__REQUIRED WORK__:
Copy each line where the word "name" occurs.

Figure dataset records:
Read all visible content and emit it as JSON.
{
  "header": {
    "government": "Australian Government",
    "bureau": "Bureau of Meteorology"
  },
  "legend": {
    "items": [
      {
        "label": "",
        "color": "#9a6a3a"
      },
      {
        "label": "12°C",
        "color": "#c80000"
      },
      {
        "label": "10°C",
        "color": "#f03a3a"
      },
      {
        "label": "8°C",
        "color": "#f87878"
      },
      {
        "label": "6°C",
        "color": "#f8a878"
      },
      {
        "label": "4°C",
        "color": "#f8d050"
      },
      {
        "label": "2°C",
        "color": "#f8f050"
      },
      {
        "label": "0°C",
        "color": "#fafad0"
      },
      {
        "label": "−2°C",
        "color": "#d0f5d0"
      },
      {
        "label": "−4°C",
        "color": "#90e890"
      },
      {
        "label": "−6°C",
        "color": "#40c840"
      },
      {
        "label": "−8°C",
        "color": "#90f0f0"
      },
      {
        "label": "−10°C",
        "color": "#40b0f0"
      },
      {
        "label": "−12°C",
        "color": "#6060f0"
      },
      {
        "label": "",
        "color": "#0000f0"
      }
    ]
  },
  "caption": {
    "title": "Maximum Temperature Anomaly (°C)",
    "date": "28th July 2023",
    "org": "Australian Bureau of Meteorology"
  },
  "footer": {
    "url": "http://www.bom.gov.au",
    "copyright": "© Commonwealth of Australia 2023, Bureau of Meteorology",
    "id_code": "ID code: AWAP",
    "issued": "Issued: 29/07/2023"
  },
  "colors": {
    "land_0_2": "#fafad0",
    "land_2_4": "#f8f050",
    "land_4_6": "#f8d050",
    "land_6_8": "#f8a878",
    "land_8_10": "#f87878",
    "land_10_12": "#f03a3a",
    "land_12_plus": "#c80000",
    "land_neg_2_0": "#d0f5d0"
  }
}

==

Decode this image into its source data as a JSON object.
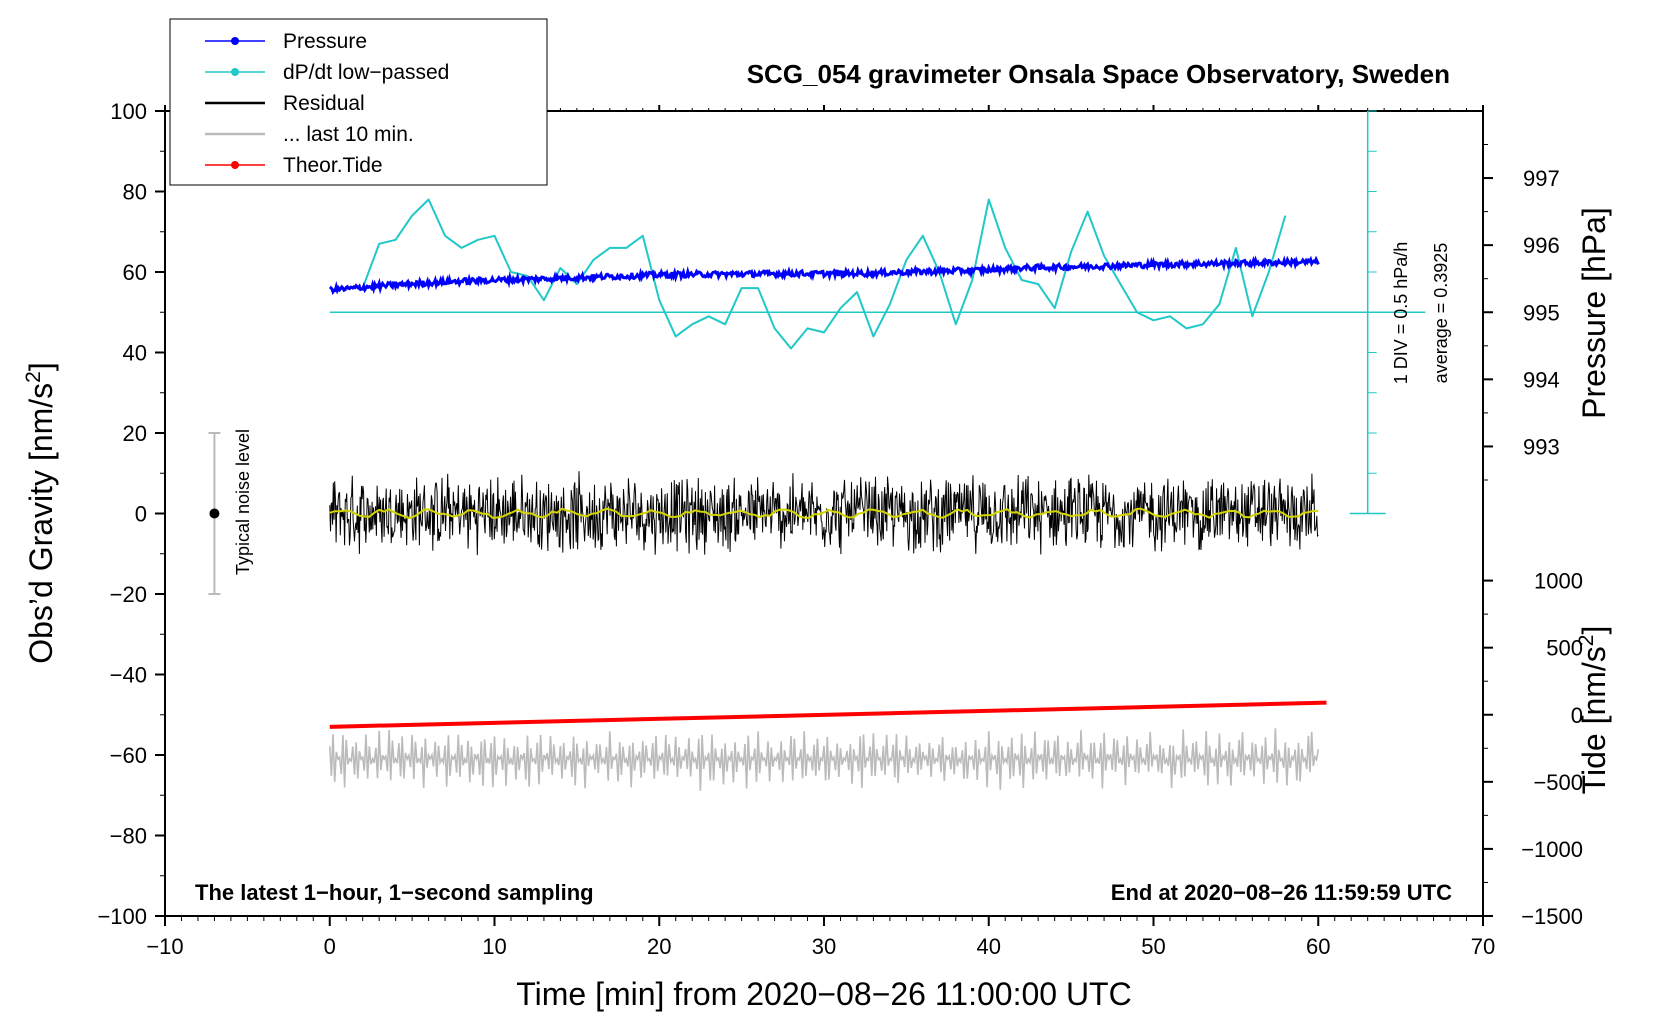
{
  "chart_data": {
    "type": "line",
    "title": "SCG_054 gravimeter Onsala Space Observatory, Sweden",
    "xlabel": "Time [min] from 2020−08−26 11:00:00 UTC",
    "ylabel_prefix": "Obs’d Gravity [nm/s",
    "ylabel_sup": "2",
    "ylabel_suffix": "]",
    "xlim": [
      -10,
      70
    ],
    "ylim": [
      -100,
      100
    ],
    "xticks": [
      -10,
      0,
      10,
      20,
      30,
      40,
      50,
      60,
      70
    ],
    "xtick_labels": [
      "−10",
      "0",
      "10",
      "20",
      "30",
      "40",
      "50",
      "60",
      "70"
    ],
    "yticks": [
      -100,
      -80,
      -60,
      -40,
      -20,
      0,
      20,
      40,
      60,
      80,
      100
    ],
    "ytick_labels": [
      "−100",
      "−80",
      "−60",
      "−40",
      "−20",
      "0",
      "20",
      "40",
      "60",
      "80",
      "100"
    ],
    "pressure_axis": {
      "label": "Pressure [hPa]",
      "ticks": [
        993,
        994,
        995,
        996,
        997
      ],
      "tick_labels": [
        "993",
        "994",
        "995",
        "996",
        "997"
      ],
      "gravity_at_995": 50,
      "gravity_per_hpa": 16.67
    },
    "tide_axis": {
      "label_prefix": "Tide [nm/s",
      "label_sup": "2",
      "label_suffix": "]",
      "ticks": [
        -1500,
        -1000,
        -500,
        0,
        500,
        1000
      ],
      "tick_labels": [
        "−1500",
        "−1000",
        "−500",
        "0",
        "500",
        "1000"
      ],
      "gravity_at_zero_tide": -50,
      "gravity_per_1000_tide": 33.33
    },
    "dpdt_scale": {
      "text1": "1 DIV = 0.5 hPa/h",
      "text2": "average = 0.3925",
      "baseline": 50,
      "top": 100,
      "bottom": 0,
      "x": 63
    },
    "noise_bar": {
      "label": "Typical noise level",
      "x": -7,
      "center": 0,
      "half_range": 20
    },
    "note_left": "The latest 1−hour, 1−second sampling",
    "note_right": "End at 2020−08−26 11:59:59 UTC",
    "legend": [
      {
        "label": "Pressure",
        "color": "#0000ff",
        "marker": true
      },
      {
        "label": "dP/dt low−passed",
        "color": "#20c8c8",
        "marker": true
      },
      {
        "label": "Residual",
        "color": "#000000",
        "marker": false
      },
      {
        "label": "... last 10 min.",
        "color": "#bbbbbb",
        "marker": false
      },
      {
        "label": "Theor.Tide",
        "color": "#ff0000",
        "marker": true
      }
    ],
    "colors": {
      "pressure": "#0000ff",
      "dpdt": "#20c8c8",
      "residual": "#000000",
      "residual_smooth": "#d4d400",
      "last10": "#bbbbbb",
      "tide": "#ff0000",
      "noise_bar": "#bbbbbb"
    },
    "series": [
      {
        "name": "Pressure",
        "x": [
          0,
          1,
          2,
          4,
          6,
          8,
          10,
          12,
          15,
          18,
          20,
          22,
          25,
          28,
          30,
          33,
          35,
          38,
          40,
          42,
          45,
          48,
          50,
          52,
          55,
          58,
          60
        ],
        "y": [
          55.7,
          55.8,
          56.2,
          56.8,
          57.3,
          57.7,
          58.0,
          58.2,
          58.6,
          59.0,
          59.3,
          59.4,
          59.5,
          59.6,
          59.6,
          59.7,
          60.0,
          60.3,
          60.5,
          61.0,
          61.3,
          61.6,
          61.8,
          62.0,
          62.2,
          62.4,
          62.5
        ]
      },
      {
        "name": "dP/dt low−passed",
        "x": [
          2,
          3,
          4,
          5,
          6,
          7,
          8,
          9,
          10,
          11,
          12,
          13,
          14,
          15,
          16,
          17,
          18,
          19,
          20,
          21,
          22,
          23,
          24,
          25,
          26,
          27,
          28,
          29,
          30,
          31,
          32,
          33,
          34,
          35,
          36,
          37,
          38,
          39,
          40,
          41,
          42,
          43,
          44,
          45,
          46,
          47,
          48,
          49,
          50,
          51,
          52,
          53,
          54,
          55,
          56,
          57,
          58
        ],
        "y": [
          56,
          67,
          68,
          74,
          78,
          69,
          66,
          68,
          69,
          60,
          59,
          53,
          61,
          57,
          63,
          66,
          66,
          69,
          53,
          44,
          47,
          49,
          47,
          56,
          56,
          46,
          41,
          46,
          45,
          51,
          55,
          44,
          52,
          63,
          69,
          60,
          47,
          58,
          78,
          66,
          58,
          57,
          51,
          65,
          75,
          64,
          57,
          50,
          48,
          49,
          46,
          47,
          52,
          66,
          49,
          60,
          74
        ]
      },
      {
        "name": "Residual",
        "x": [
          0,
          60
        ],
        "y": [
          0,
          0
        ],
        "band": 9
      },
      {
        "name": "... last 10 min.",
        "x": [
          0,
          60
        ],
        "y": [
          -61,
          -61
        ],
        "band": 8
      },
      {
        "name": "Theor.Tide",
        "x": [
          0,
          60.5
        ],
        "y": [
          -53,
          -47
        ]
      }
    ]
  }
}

__SOLUTION FOR THIS EXERCISE__:
        "name": "Pressure",
        "name": "dP/dt low−passed",
        "name": "Residual",
        "name": "... last 10 min.",
        "name": "Theor.Tide",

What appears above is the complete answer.